WORK TO COMPLETE: Rewrite all the lines below with every "data-point-diamond" changed to "data-point-rhombus" and nothing else altered. Leave the pictures out of your answer.

THE RECORDS:

====================

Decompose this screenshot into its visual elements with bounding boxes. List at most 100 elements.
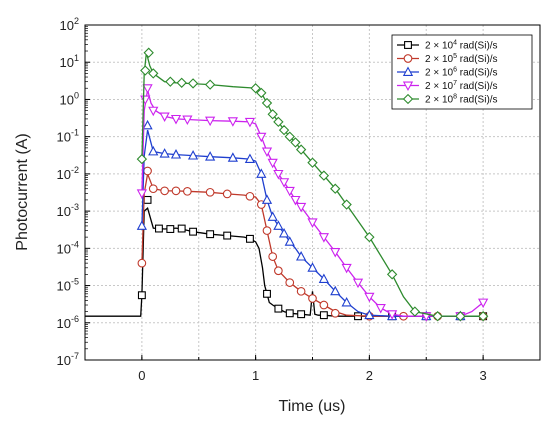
data-point-triangle-down — [170, 114, 182, 125]
y-tick-label: 10-5 — [57, 277, 79, 294]
legend-label-exponent: 8 — [453, 94, 457, 101]
data-point-diamond — [290, 137, 301, 148]
data-point-circle — [268, 252, 278, 261]
legend-label-base: 2 × 10 — [425, 68, 454, 79]
data-point-triangle-down — [227, 117, 238, 127]
data-point-diamond — [402, 93, 414, 105]
data-point-circle — [308, 294, 317, 303]
legend-label-exponent: 6 — [453, 67, 457, 74]
legend-entry: 2 × 104 rad(Si)/s — [397, 40, 498, 52]
data-point-triangle-down — [284, 186, 295, 197]
data-point-diamond — [432, 311, 443, 322]
data-point-square — [245, 234, 254, 243]
y-tick-exponent: -3 — [71, 202, 79, 212]
data-point-triangle-up — [341, 296, 352, 307]
data-point-triangle-up — [148, 145, 159, 156]
legend-label-exponent: 7 — [453, 80, 457, 87]
data-point-triangle-down — [244, 117, 256, 128]
y-tick-label: 10-2 — [57, 165, 79, 182]
data-point-triangle-down — [307, 218, 318, 228]
data-point-square — [404, 41, 412, 49]
data-point-triangle-down — [290, 195, 301, 206]
data-point-triangle-up — [142, 119, 153, 130]
data-point-triangle-down — [402, 81, 414, 92]
series-circle — [137, 166, 488, 321]
data-point-circle — [285, 278, 295, 287]
data-point-diamond — [284, 131, 295, 142]
data-point-triangle-down — [205, 116, 216, 127]
data-point-triangle-up — [187, 150, 199, 160]
legend-entry: 2 × 106 rad(Si)/s — [397, 66, 498, 79]
data-point-triangle-up — [307, 262, 318, 272]
data-point-square — [223, 231, 232, 240]
data-point-circle — [319, 300, 329, 310]
data-point-triangle-up — [284, 236, 295, 246]
data-point-triangle-up — [330, 285, 341, 296]
data-point-triangle-down — [182, 115, 193, 126]
legend-label: 2 × 104 rad(Si)/s — [425, 40, 498, 52]
data-point-square — [274, 304, 283, 313]
data-point-diamond — [318, 170, 330, 181]
data-point-square — [143, 195, 152, 204]
legend-label-unit: rad(Si)/s — [457, 54, 498, 65]
y-tick-label: 102 — [60, 16, 79, 33]
data-point-diamond — [455, 311, 466, 322]
legend-label-exponent: 5 — [453, 53, 457, 60]
legend-entry: 2 × 108 rad(Si)/s — [397, 94, 498, 106]
data-point-square — [319, 311, 328, 320]
legend-label-base: 2 × 10 — [425, 41, 454, 52]
data-point-triangle-down — [330, 247, 341, 258]
data-point-triangle-down — [296, 202, 307, 213]
data-point-diamond — [273, 116, 284, 128]
data-point-triangle-down — [256, 132, 267, 143]
data-point-square — [263, 289, 271, 298]
data-point-circle — [143, 166, 152, 176]
legend-label-exponent: 4 — [453, 40, 457, 47]
data-point-triangle-down — [261, 147, 273, 158]
data-point-diamond — [330, 183, 341, 194]
data-point-diamond — [278, 124, 290, 136]
data-point-diamond — [409, 306, 421, 317]
x-axis-title: Time (us) — [279, 398, 346, 415]
y-tick-label: 10-1 — [57, 128, 79, 145]
data-point-diamond — [256, 87, 267, 99]
data-point-triangle-down — [278, 178, 290, 188]
data-point-triangle-down — [273, 169, 284, 180]
legend-label-unit: rad(Si)/s — [457, 41, 498, 52]
data-point-circle — [296, 286, 306, 296]
data-point-triangle-up — [267, 211, 278, 221]
data-point-triangle-down — [478, 298, 489, 309]
data-point-circle — [148, 184, 158, 194]
y-tick-base: 10 — [57, 279, 71, 294]
data-point-triangle-down — [148, 106, 159, 117]
data-point-triangle-up — [256, 168, 267, 178]
data-point-triangle-down — [267, 158, 278, 169]
data-point-diamond — [204, 79, 216, 90]
legend-label: 2 × 105 rad(Si)/s — [425, 53, 498, 65]
data-point-square — [137, 291, 146, 300]
data-point-circle — [171, 186, 181, 196]
data-point-diamond — [140, 65, 151, 76]
y-tick-base: 10 — [60, 55, 74, 70]
data-point-triangle-up — [159, 148, 170, 158]
data-point-diamond — [148, 68, 159, 79]
data-point-triangle-down — [142, 84, 153, 94]
data-point-diamond — [250, 83, 261, 94]
y-tick-label: 101 — [60, 53, 79, 70]
data-point-triangle-up — [205, 151, 216, 161]
y-tick-exponent: -7 — [71, 351, 79, 361]
y-tick-base: 10 — [57, 204, 71, 219]
data-point-triangle-up — [278, 227, 290, 238]
y-tick-exponent: 0 — [74, 90, 79, 100]
data-point-triangle-up — [136, 220, 147, 230]
data-point-triangle-down — [318, 233, 329, 243]
y-tick-exponent: -5 — [71, 277, 79, 287]
y-tick-label: 10-7 — [57, 351, 79, 368]
data-point-diamond — [364, 231, 375, 243]
data-point-diamond — [176, 77, 187, 88]
y-tick-label: 10-4 — [57, 239, 79, 256]
data-point-square — [206, 230, 215, 239]
data-point-triangle-down — [341, 263, 352, 274]
data-point-triangle-up — [244, 153, 256, 164]
data-point-circle — [205, 187, 215, 197]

====================

WRITTEN REPLY:
Decompose this screenshot into its visual elements with bounding boxes. List at most 100 elements.
data-point-triangle-down — [170, 114, 182, 125]
y-tick-label: 10-5 — [57, 277, 79, 294]
legend-label-exponent: 8 — [453, 94, 457, 101]
data-point-rhombus — [290, 137, 301, 148]
data-point-circle — [268, 252, 278, 261]
legend-label-base: 2 × 10 — [425, 68, 454, 79]
data-point-triangle-down — [227, 117, 238, 127]
data-point-rhombus — [402, 93, 414, 105]
data-point-circle — [308, 294, 317, 303]
legend-label-exponent: 6 — [453, 67, 457, 74]
legend-entry: 2 × 104 rad(Si)/s — [397, 40, 498, 52]
data-point-triangle-down — [284, 186, 295, 197]
data-point-rhombus — [432, 311, 443, 322]
data-point-square — [245, 234, 254, 243]
y-tick-exponent: -3 — [71, 202, 79, 212]
data-point-triangle-up — [341, 296, 352, 307]
data-point-triangle-up — [148, 145, 159, 156]
legend-label-exponent: 7 — [453, 80, 457, 87]
data-point-triangle-down — [244, 117, 256, 128]
y-tick-label: 10-2 — [57, 165, 79, 182]
data-point-triangle-down — [307, 218, 318, 228]
data-point-square — [404, 41, 412, 49]
data-point-triangle-down — [290, 195, 301, 206]
data-point-triangle-up — [142, 119, 153, 130]
data-point-triangle-down — [402, 81, 414, 92]
series-circle — [137, 166, 488, 321]
data-point-circle — [285, 278, 295, 287]
data-point-rhombus — [284, 131, 295, 142]
data-point-triangle-down — [205, 116, 216, 127]
data-point-triangle-up — [187, 150, 199, 160]
legend-entry: 2 × 106 rad(Si)/s — [397, 66, 498, 79]
data-point-triangle-up — [307, 262, 318, 272]
data-point-square — [223, 231, 232, 240]
data-point-circle — [319, 300, 329, 310]
data-point-triangle-up — [284, 236, 295, 246]
data-point-triangle-up — [330, 285, 341, 296]
data-point-triangle-down — [182, 115, 193, 126]
legend-label: 2 × 104 rad(Si)/s — [425, 40, 498, 52]
data-point-square — [274, 304, 283, 313]
data-point-rhombus — [318, 170, 330, 181]
data-point-square — [143, 195, 152, 204]
legend-label-unit: rad(Si)/s — [457, 54, 498, 65]
y-tick-label: 102 — [60, 16, 79, 33]
data-point-rhombus — [455, 311, 466, 322]
legend-label-exponent: 5 — [453, 53, 457, 60]
legend-entry: 2 × 108 rad(Si)/s — [397, 94, 498, 106]
data-point-square — [319, 311, 328, 320]
legend-label-base: 2 × 10 — [425, 41, 454, 52]
data-point-triangle-down — [330, 247, 341, 258]
data-point-triangle-down — [296, 202, 307, 213]
data-point-rhombus — [273, 116, 284, 128]
data-point-triangle-down — [256, 132, 267, 143]
data-point-square — [263, 289, 271, 298]
data-point-circle — [143, 166, 152, 176]
legend-label-exponent: 4 — [453, 40, 457, 47]
data-point-triangle-down — [261, 147, 273, 158]
data-point-rhombus — [330, 183, 341, 194]
data-point-rhombus — [278, 124, 290, 136]
data-point-rhombus — [409, 306, 421, 317]
x-axis-title: Time (us) — [279, 398, 346, 415]
y-tick-label: 10-1 — [57, 128, 79, 145]
data-point-rhombus — [256, 87, 267, 99]
data-point-triangle-down — [278, 178, 290, 188]
data-point-triangle-down — [273, 169, 284, 180]
legend-label-unit: rad(Si)/s — [457, 41, 498, 52]
data-point-circle — [296, 286, 306, 296]
data-point-triangle-up — [267, 211, 278, 221]
data-point-triangle-down — [478, 298, 489, 309]
data-point-circle — [148, 184, 158, 194]
y-tick-base: 10 — [57, 279, 71, 294]
data-point-triangle-down — [148, 106, 159, 117]
data-point-triangle-up — [256, 168, 267, 178]
data-point-triangle-down — [267, 158, 278, 169]
data-point-rhombus — [204, 79, 216, 90]
legend-label: 2 × 105 rad(Si)/s — [425, 53, 498, 65]
data-point-square — [137, 291, 146, 300]
data-point-circle — [171, 186, 181, 196]
data-point-rhombus — [140, 65, 151, 76]
y-tick-base: 10 — [60, 55, 74, 70]
data-point-triangle-up — [159, 148, 170, 158]
data-point-rhombus — [148, 68, 159, 79]
data-point-triangle-down — [142, 84, 153, 94]
data-point-rhombus — [250, 83, 261, 94]
y-tick-label: 101 — [60, 53, 79, 70]
data-point-triangle-up — [205, 151, 216, 161]
y-tick-exponent: -7 — [71, 351, 79, 361]
y-tick-base: 10 — [57, 204, 71, 219]
data-point-triangle-up — [278, 227, 290, 238]
y-tick-exponent: 0 — [74, 90, 79, 100]
data-point-triangle-up — [136, 220, 147, 230]
data-point-triangle-down — [318, 233, 329, 243]
y-tick-exponent: -5 — [71, 277, 79, 287]
y-tick-label: 10-7 — [57, 351, 79, 368]
data-point-rhombus — [364, 231, 375, 243]
data-point-rhombus — [176, 77, 187, 88]
y-tick-label: 10-4 — [57, 239, 79, 256]
data-point-square — [206, 230, 215, 239]
data-point-triangle-down — [341, 263, 352, 274]
data-point-triangle-up — [244, 153, 256, 164]
data-point-circle — [205, 187, 215, 197]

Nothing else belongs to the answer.